=== Work instructions ===
Without further comment, state how many lines in the listing below contain the word "represented".

=== Record set ===
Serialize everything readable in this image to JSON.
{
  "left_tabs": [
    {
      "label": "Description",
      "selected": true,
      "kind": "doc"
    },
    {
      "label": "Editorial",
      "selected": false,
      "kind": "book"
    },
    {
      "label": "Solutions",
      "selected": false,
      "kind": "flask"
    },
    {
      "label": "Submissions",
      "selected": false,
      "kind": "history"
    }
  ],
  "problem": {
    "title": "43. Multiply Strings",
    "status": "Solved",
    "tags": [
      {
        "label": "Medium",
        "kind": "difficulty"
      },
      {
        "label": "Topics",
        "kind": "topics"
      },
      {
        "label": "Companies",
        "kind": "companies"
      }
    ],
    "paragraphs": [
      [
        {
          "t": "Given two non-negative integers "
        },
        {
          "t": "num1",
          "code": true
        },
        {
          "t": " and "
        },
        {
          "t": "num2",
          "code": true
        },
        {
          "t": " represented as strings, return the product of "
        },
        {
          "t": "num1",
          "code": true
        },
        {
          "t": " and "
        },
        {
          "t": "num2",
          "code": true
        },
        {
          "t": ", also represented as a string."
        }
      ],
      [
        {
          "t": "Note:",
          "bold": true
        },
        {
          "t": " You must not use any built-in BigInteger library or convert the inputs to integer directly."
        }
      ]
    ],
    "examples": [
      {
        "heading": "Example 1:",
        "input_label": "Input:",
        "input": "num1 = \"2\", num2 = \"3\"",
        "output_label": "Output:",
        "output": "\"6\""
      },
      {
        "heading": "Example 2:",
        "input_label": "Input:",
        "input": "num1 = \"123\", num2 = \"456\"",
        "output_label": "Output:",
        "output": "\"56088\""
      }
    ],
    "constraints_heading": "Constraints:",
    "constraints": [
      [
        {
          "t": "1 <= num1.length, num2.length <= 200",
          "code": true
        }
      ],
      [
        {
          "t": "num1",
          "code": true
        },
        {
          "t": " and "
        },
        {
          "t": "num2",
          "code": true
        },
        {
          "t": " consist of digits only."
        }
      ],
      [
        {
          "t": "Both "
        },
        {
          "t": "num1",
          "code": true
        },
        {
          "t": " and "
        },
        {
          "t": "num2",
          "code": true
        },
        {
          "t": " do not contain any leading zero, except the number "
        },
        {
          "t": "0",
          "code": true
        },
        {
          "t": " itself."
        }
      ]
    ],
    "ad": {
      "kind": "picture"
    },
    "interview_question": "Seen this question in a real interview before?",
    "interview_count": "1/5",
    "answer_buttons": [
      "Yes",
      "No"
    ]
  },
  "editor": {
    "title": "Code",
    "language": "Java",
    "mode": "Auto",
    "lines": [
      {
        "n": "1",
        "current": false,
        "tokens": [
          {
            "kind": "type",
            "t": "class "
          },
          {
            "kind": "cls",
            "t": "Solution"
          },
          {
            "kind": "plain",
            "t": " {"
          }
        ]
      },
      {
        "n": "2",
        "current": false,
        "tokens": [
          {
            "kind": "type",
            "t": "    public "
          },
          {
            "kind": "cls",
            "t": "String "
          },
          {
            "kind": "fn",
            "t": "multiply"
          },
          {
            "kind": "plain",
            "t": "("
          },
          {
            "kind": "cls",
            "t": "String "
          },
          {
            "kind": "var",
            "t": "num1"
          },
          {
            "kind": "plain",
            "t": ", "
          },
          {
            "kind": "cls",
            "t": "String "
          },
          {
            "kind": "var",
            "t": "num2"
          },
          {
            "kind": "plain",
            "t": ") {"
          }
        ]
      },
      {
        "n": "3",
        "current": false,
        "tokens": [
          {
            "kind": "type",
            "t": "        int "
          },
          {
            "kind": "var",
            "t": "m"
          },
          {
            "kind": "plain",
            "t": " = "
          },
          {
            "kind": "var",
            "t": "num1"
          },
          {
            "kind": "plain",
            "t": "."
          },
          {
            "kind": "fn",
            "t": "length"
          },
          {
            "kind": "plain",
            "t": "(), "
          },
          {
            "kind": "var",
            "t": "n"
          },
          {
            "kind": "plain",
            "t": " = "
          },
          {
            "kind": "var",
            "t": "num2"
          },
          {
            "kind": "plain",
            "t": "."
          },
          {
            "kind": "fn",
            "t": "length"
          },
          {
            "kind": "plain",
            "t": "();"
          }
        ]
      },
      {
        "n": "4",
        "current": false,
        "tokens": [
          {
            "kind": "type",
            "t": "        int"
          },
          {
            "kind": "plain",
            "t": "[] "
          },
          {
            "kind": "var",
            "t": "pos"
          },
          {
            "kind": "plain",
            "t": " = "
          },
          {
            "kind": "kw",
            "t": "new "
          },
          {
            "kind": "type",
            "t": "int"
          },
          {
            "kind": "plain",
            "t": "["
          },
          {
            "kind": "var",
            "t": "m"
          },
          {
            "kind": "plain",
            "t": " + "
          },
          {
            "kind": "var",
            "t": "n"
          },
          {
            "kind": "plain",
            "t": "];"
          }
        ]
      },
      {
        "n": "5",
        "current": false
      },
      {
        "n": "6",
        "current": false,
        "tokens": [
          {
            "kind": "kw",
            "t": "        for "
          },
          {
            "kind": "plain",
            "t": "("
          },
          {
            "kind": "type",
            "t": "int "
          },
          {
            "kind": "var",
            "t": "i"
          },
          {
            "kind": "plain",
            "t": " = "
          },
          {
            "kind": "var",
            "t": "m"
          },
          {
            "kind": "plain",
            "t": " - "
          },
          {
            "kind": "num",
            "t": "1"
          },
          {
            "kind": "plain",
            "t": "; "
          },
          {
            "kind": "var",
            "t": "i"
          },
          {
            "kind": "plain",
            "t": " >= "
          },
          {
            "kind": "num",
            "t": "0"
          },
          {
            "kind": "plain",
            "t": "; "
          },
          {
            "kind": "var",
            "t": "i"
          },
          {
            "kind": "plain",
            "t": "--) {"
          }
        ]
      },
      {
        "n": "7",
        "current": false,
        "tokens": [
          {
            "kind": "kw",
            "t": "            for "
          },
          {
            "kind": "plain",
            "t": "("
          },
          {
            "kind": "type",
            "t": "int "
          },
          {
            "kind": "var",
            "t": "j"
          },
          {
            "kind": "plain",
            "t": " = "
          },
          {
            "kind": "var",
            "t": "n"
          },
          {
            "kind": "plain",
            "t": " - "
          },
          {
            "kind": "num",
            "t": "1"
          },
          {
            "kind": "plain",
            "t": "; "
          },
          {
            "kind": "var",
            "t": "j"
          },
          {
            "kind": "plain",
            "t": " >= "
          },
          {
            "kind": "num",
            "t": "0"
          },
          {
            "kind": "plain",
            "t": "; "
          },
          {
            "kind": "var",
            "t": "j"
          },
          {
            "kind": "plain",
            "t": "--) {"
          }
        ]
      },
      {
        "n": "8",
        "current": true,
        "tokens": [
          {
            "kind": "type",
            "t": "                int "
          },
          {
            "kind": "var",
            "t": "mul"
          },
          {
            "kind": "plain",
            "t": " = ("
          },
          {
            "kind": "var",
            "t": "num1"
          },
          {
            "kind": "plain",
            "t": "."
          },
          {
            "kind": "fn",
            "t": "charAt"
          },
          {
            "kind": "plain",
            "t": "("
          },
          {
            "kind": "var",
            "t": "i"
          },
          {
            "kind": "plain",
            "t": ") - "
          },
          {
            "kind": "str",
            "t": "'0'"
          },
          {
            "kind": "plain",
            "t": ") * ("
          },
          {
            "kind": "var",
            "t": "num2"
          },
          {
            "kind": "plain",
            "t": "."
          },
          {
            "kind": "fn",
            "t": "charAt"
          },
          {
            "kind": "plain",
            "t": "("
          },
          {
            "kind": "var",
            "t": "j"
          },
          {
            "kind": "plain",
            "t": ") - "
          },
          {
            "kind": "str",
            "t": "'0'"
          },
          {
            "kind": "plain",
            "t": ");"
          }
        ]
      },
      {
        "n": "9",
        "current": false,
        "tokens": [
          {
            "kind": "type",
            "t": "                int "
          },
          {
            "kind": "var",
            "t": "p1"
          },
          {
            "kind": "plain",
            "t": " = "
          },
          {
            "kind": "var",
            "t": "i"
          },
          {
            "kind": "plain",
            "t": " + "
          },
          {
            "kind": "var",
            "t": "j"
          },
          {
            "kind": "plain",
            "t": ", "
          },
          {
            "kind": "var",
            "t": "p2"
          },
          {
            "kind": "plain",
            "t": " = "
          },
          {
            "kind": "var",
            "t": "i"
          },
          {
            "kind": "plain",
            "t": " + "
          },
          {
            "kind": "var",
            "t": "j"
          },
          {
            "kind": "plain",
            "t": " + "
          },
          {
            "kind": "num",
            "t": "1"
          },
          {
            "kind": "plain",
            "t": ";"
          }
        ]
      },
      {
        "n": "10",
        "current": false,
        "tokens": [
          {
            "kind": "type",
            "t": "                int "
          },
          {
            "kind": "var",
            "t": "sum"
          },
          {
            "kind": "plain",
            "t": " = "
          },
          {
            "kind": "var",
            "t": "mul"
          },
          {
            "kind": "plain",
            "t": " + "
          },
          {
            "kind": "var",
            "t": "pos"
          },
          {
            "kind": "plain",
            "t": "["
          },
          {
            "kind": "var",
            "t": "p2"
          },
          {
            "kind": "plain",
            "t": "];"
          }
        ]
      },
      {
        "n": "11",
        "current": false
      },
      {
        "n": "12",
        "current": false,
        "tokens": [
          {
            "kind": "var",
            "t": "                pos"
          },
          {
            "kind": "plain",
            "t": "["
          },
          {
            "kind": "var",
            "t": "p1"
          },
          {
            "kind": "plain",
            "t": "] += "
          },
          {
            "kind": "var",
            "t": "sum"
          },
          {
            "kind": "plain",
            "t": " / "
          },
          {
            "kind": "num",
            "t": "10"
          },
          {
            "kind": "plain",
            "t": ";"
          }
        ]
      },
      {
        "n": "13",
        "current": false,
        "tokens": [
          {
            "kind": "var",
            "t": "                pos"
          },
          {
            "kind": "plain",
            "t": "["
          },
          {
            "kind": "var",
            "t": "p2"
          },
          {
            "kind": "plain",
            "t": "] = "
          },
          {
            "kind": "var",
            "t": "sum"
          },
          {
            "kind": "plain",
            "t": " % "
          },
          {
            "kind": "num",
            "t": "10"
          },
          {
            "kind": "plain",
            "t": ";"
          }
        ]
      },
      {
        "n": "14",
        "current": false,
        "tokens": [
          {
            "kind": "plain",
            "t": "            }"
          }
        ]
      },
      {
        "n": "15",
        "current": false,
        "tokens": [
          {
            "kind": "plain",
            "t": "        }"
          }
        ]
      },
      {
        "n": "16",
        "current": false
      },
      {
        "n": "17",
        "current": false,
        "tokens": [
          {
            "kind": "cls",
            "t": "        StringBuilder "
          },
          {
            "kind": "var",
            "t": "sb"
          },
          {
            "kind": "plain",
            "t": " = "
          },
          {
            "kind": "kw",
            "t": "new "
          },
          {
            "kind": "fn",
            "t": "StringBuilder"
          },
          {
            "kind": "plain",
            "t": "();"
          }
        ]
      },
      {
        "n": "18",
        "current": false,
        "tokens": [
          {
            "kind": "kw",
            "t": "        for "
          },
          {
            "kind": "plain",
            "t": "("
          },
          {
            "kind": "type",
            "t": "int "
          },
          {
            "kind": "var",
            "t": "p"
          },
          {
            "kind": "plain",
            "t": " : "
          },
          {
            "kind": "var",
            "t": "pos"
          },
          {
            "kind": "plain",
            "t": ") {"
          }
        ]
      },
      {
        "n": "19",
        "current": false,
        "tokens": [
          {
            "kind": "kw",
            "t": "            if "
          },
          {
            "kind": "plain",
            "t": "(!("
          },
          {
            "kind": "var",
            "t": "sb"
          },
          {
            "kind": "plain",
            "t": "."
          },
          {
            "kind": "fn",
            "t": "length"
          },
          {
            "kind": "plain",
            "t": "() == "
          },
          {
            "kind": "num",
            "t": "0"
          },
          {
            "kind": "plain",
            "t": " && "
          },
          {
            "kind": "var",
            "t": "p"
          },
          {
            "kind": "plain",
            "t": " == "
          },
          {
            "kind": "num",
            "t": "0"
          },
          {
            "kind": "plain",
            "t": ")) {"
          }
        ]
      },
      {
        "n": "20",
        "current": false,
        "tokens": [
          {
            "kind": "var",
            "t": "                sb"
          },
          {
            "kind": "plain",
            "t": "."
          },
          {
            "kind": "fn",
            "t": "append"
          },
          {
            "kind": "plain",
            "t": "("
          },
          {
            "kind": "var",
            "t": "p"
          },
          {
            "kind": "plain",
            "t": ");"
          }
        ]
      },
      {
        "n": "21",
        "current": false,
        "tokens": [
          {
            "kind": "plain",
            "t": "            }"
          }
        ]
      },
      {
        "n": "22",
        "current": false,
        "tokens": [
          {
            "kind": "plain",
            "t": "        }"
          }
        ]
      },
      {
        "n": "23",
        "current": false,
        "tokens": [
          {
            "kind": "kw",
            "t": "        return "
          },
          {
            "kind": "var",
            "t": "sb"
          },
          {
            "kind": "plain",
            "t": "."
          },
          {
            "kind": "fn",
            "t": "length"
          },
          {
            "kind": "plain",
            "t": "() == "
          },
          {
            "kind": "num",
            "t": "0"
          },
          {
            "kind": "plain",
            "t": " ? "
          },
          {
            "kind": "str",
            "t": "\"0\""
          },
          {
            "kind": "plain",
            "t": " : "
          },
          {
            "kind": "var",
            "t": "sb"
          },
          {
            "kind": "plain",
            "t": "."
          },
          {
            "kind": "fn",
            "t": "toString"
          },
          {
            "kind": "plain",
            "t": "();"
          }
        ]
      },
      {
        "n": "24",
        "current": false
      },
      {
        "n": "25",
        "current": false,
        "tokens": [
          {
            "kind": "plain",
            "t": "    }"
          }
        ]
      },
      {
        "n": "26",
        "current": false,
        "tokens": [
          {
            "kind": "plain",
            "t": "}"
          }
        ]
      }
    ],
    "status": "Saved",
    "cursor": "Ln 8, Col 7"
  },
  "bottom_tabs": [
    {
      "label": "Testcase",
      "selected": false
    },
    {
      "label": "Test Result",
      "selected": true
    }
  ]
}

=== Complete response ===
2